--- begin ---

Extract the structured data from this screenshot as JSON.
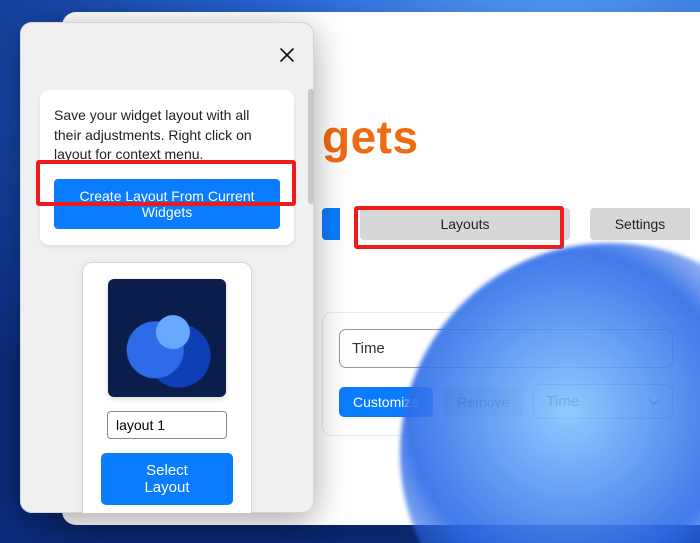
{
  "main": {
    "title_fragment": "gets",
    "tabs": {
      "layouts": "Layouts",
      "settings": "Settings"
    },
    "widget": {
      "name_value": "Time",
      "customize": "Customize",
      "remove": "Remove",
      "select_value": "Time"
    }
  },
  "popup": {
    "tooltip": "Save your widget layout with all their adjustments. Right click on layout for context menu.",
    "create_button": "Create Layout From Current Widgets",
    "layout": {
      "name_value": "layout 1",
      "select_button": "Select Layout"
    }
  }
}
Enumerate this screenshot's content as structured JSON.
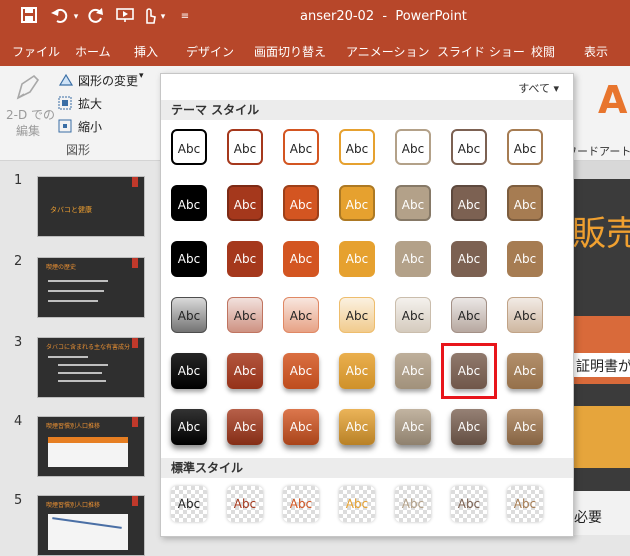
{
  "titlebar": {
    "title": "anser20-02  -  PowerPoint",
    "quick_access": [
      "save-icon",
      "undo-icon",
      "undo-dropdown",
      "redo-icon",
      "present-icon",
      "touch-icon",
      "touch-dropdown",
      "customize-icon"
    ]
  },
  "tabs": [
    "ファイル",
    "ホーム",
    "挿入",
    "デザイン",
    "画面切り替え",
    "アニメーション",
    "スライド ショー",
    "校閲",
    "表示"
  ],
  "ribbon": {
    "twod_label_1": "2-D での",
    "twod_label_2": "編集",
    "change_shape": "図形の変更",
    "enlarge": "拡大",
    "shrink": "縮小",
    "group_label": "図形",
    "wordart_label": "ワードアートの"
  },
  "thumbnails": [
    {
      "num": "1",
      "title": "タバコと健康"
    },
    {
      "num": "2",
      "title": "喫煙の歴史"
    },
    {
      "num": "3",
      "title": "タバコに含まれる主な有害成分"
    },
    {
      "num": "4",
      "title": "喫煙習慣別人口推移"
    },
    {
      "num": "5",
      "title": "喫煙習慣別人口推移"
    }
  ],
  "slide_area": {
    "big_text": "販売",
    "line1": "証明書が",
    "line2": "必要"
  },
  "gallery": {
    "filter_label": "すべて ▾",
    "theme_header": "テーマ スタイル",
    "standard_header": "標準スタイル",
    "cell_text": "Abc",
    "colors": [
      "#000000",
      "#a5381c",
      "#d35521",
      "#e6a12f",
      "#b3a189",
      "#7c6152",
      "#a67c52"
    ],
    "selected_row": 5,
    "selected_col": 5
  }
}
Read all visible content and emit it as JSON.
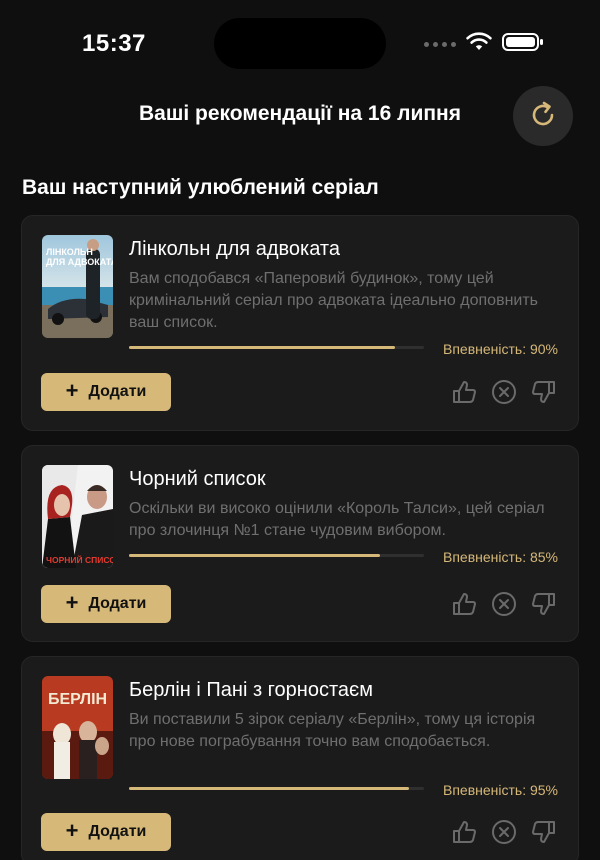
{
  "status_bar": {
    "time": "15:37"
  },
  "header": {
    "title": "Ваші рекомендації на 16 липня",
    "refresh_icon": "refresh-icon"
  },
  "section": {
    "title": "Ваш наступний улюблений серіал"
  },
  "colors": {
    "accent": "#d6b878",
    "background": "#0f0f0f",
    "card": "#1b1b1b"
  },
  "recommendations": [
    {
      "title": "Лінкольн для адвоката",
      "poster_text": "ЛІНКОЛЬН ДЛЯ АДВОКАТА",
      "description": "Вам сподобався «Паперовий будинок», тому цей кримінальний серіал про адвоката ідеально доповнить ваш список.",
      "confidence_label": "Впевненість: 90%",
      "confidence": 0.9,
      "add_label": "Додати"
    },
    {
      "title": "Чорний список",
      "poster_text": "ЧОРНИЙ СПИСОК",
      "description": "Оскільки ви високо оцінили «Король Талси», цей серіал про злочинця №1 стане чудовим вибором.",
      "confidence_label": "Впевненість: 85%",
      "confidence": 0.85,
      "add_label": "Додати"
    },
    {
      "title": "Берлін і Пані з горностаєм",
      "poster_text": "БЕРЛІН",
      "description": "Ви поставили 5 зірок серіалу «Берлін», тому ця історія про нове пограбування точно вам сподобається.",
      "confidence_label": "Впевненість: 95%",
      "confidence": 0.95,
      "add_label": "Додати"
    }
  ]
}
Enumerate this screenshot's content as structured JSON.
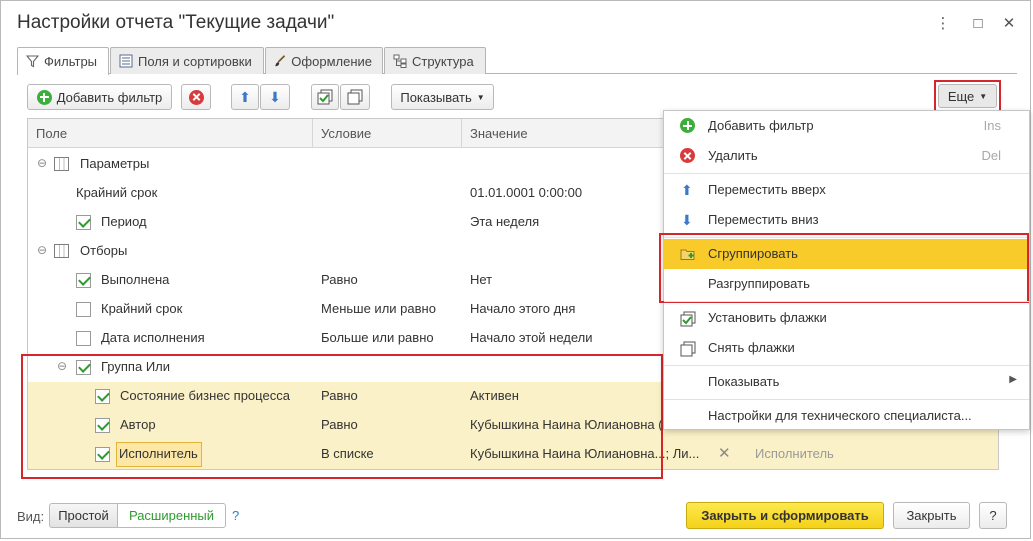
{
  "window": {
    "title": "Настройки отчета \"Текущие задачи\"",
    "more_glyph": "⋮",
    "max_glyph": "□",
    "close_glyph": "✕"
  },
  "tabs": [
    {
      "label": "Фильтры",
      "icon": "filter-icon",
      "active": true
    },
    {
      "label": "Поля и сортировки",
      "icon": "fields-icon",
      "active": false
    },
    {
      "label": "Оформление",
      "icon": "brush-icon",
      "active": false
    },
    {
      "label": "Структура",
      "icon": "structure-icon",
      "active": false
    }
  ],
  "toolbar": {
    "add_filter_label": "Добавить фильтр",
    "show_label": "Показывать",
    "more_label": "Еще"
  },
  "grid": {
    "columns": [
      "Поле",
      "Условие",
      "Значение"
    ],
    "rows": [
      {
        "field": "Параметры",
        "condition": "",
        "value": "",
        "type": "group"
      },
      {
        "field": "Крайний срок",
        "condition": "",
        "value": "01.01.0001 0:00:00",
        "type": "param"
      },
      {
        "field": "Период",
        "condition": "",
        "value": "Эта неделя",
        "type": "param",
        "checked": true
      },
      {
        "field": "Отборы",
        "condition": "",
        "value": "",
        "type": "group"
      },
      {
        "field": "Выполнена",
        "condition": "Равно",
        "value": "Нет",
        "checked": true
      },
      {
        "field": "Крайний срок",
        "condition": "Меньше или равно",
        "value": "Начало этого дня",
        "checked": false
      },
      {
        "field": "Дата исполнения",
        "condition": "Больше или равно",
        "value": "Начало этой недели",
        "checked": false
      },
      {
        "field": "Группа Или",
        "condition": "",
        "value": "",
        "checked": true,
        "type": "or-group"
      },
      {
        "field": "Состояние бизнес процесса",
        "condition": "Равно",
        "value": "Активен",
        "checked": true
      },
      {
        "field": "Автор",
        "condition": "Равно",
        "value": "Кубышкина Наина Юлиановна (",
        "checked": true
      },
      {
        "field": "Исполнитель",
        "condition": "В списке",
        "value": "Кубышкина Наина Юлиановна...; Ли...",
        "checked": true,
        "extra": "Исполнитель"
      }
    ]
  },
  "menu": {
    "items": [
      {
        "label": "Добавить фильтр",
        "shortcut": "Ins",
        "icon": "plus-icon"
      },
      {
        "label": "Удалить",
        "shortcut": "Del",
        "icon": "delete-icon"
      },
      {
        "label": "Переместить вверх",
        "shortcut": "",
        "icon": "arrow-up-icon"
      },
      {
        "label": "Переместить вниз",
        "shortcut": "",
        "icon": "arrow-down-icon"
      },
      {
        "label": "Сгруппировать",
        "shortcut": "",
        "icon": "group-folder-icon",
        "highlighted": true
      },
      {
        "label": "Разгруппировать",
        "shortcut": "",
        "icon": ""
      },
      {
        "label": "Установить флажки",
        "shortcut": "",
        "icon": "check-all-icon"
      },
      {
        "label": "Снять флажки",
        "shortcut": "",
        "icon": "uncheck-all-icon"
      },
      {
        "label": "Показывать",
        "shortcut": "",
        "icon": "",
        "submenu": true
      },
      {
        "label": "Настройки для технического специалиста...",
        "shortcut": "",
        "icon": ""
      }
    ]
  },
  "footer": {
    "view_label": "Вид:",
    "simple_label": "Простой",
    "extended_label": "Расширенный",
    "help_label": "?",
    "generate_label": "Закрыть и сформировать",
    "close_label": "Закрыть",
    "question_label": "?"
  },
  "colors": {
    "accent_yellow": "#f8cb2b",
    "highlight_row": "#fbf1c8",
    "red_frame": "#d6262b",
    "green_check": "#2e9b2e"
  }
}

--- end ---
--- begin ---

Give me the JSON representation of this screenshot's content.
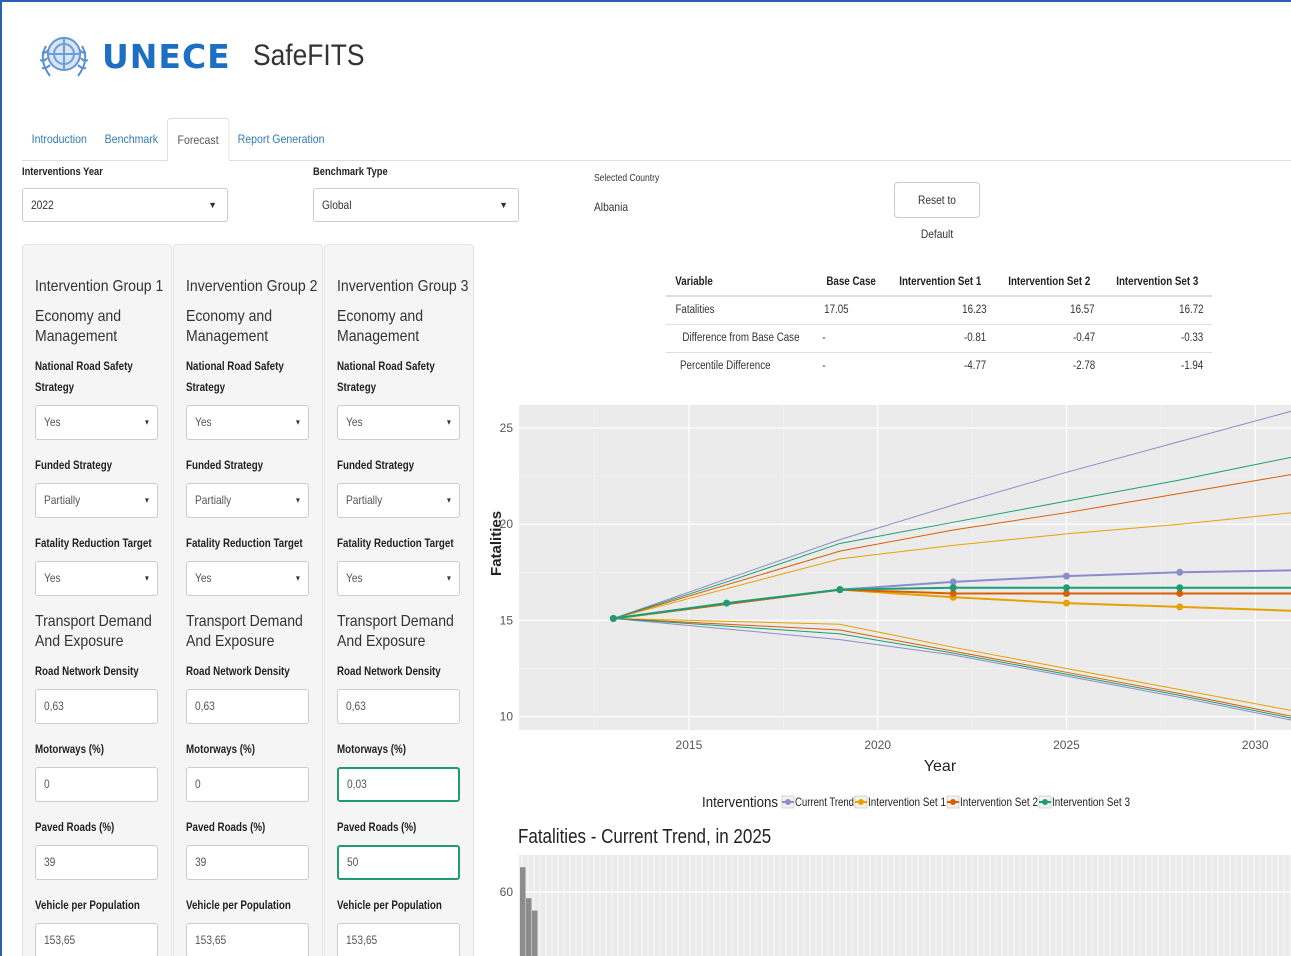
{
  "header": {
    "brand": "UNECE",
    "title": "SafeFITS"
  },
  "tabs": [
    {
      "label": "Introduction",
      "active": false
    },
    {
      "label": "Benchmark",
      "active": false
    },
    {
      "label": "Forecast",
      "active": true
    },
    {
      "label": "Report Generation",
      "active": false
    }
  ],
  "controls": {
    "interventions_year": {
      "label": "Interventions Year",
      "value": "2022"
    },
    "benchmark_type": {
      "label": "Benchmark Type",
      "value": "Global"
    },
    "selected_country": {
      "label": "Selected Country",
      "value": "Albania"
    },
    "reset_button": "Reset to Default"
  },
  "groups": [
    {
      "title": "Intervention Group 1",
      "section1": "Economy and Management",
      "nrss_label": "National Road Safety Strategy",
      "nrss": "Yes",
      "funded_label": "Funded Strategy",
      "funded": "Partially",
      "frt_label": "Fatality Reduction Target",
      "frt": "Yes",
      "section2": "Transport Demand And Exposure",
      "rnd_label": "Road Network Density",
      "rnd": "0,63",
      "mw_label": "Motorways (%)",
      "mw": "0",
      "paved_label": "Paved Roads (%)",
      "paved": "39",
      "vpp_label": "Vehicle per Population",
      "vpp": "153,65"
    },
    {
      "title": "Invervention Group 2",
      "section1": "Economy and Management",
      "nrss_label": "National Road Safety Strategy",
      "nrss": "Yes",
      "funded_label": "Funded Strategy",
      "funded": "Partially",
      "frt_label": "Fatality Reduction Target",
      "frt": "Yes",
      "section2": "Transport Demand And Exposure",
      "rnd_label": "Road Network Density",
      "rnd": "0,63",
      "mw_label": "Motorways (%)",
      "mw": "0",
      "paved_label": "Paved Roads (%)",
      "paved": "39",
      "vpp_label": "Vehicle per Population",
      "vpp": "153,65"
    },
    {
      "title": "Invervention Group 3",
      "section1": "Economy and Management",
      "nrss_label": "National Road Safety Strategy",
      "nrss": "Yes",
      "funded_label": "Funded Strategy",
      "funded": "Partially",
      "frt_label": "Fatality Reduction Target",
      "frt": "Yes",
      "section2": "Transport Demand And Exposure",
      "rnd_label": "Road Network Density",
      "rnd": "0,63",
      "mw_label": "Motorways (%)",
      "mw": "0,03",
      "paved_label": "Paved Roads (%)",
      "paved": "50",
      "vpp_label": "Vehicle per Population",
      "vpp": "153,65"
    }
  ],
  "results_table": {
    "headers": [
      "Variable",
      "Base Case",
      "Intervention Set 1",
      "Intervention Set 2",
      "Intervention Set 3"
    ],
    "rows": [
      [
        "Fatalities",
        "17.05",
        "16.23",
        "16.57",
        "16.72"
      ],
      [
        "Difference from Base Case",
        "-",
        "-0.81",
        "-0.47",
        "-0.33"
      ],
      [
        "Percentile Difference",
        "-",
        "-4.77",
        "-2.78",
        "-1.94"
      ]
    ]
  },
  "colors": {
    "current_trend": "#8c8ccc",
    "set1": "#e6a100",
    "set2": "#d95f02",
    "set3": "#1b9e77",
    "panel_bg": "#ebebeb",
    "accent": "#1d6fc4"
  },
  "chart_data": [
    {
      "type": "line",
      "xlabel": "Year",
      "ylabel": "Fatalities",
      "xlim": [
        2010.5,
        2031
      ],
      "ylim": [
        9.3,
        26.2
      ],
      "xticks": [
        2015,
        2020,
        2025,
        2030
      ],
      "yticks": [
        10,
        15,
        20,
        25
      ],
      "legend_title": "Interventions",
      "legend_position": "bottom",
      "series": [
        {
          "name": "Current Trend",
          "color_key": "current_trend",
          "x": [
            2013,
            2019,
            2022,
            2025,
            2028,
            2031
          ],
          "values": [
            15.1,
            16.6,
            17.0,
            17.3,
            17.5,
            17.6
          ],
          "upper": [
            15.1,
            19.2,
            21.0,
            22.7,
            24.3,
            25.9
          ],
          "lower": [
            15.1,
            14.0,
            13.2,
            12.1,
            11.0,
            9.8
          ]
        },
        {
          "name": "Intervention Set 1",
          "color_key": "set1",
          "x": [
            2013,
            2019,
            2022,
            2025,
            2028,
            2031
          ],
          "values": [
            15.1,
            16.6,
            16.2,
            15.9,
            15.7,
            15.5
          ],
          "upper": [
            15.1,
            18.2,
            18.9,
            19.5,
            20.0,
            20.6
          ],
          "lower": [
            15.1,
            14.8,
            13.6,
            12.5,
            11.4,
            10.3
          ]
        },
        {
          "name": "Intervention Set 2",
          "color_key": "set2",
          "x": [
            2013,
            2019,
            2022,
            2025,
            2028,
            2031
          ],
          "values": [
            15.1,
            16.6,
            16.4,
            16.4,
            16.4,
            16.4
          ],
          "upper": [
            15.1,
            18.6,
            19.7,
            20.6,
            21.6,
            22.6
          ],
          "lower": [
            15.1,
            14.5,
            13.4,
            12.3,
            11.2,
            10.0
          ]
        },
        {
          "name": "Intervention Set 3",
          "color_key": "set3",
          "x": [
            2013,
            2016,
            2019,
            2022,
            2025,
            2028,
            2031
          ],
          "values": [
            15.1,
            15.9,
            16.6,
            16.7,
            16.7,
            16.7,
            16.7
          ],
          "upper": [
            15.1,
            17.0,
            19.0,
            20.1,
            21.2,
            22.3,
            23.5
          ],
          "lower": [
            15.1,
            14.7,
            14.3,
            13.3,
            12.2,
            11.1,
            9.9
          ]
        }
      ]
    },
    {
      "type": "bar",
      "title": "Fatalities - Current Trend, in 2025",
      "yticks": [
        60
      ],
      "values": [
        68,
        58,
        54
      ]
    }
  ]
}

--- end ---
--- begin ---

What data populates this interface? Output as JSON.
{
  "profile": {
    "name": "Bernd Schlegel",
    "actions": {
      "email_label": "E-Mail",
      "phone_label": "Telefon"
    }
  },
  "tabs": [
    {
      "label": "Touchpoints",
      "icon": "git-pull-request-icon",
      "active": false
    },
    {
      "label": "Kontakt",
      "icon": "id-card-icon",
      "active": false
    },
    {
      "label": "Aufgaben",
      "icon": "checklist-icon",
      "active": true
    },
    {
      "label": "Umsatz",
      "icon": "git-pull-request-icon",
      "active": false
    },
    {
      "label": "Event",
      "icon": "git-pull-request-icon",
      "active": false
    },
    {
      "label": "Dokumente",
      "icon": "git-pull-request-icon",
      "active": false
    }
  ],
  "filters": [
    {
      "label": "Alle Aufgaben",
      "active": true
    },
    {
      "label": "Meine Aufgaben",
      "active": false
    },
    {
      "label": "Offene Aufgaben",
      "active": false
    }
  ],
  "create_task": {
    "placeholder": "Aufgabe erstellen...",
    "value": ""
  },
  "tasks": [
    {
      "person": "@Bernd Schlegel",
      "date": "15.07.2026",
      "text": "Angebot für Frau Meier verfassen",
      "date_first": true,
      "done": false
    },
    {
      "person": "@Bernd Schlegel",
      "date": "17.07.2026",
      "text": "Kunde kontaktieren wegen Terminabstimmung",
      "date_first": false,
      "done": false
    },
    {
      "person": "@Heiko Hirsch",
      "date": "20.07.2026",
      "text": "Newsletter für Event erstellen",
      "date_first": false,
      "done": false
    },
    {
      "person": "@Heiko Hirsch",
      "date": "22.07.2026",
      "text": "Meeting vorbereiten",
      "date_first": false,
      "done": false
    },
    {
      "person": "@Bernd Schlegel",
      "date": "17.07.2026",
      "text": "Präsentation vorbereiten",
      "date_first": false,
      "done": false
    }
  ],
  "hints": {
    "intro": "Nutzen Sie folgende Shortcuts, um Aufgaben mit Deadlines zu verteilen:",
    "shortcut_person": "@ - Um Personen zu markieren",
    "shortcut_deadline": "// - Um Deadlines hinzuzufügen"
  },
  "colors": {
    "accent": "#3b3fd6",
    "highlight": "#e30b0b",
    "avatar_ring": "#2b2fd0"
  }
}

--- end ---

Your objective:
Give only the count of lines in which the string "customize" appears.

The solution:
2